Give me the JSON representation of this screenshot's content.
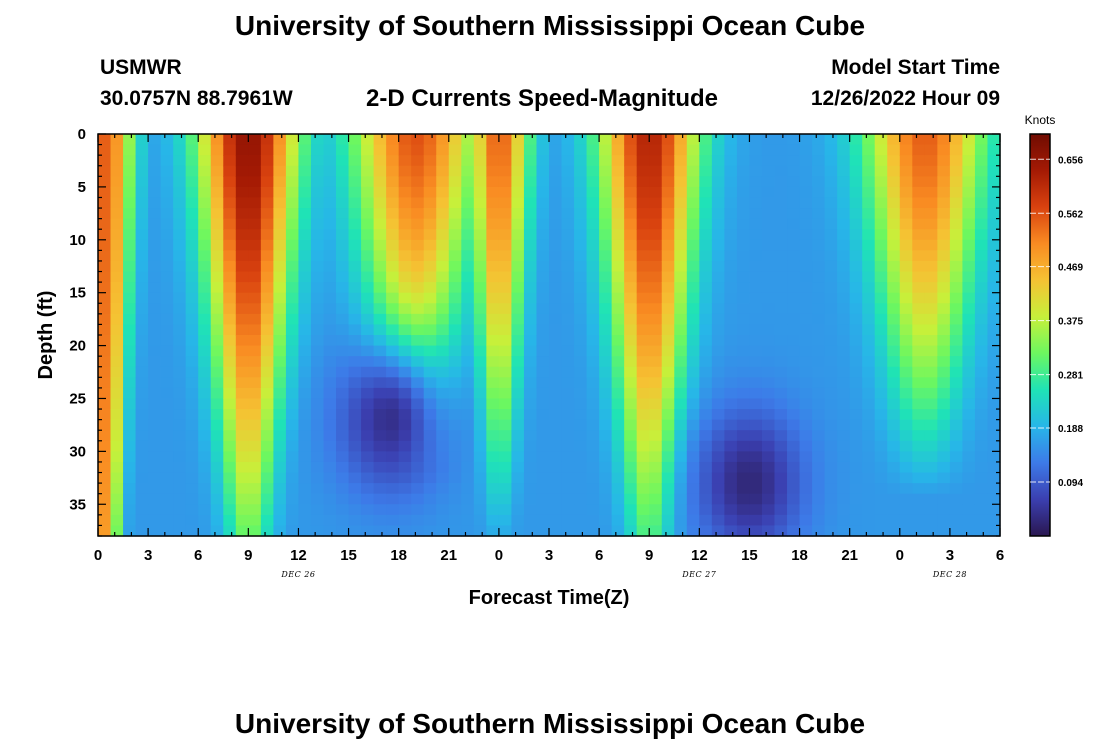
{
  "page": {
    "title": "University of Southern Mississippi Ocean Cube",
    "footer_title": "University of Southern Mississippi Ocean Cube",
    "station": "USMWR",
    "coords": "30.0757N  88.7961W",
    "subtitle": "2-D Currents Speed-Magnitude",
    "model_label": "Model Start Time",
    "model_time": "12/26/2022 Hour 09"
  },
  "chart_data": {
    "type": "heatmap",
    "title": "2-D Currents Speed-Magnitude",
    "xlabel": "Forecast Time(Z)",
    "ylabel": "Depth (ft)",
    "x_range_hours": [
      0,
      54
    ],
    "y_range_ft": [
      0,
      38
    ],
    "x_ticks": [
      {
        "h": 0,
        "label": "0"
      },
      {
        "h": 3,
        "label": "3"
      },
      {
        "h": 6,
        "label": "6"
      },
      {
        "h": 9,
        "label": "9"
      },
      {
        "h": 12,
        "label": "12"
      },
      {
        "h": 15,
        "label": "15"
      },
      {
        "h": 18,
        "label": "18"
      },
      {
        "h": 21,
        "label": "21"
      },
      {
        "h": 24,
        "label": "0"
      },
      {
        "h": 27,
        "label": "3"
      },
      {
        "h": 30,
        "label": "6"
      },
      {
        "h": 33,
        "label": "9"
      },
      {
        "h": 36,
        "label": "12"
      },
      {
        "h": 39,
        "label": "15"
      },
      {
        "h": 42,
        "label": "18"
      },
      {
        "h": 45,
        "label": "21"
      },
      {
        "h": 48,
        "label": "0"
      },
      {
        "h": 51,
        "label": "3"
      },
      {
        "h": 54,
        "label": "6"
      }
    ],
    "date_labels": [
      {
        "h": 12,
        "label": "DEC 26"
      },
      {
        "h": 36,
        "label": "DEC 27"
      },
      {
        "h": 51,
        "label": "DEC 28"
      }
    ],
    "y_ticks": [
      0,
      5,
      10,
      15,
      20,
      25,
      30,
      35
    ],
    "colorbar": {
      "unit": "Knots",
      "min": 0.0,
      "max": 0.7,
      "ticks": [
        0.656,
        0.562,
        0.469,
        0.375,
        0.281,
        0.188,
        0.094
      ],
      "colors": [
        "#2a1750",
        "#3b3fb0",
        "#3d7ae8",
        "#27b6e8",
        "#1fe3b6",
        "#6cf760",
        "#c7f03a",
        "#f5c233",
        "#f98b22",
        "#d9420f",
        "#a41a04",
        "#700c02"
      ]
    },
    "speed_model": {
      "time_step_hours": 0.75,
      "depth_step_ft": 1,
      "peaks": [
        {
          "time_h": 0.5,
          "width_h": 1.6,
          "speed_surface": 0.55,
          "speed_bottom": 0.5
        },
        {
          "time_h": 9.0,
          "width_h": 3.0,
          "speed_surface": 0.66,
          "speed_bottom": 0.32
        },
        {
          "time_h": 19.0,
          "width_h": 3.8,
          "speed_surface": 0.56,
          "speed_bottom": 0.05
        },
        {
          "time_h": 24.0,
          "width_h": 1.8,
          "speed_surface": 0.55,
          "speed_bottom": 0.18
        },
        {
          "time_h": 33.0,
          "width_h": 3.0,
          "speed_surface": 0.62,
          "speed_bottom": 0.3
        },
        {
          "time_h": 49.5,
          "width_h": 3.6,
          "speed_surface": 0.55,
          "speed_bottom": 0.1
        }
      ],
      "background_knots": 0.16,
      "lows": [
        {
          "time_h": 17.5,
          "depth_ft": 27,
          "min_knots": 0.03
        },
        {
          "time_h": 39.0,
          "depth_ft": 33,
          "min_knots": 0.02
        }
      ]
    }
  }
}
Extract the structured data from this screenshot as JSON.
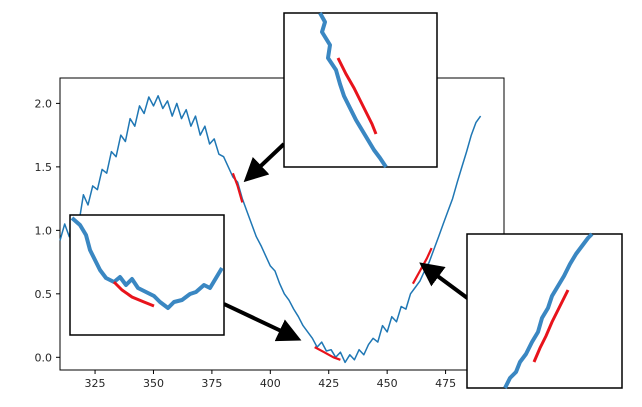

——

## [AIM OF THE EXERCISE]
Copy out each line of the data where the string "Magnitude" appears.

## [COMPLETED TASK]
    "subtitle": "2-D Currents Speed-Magnitude",
    "title": "2-D Currents Speed-Magnitude",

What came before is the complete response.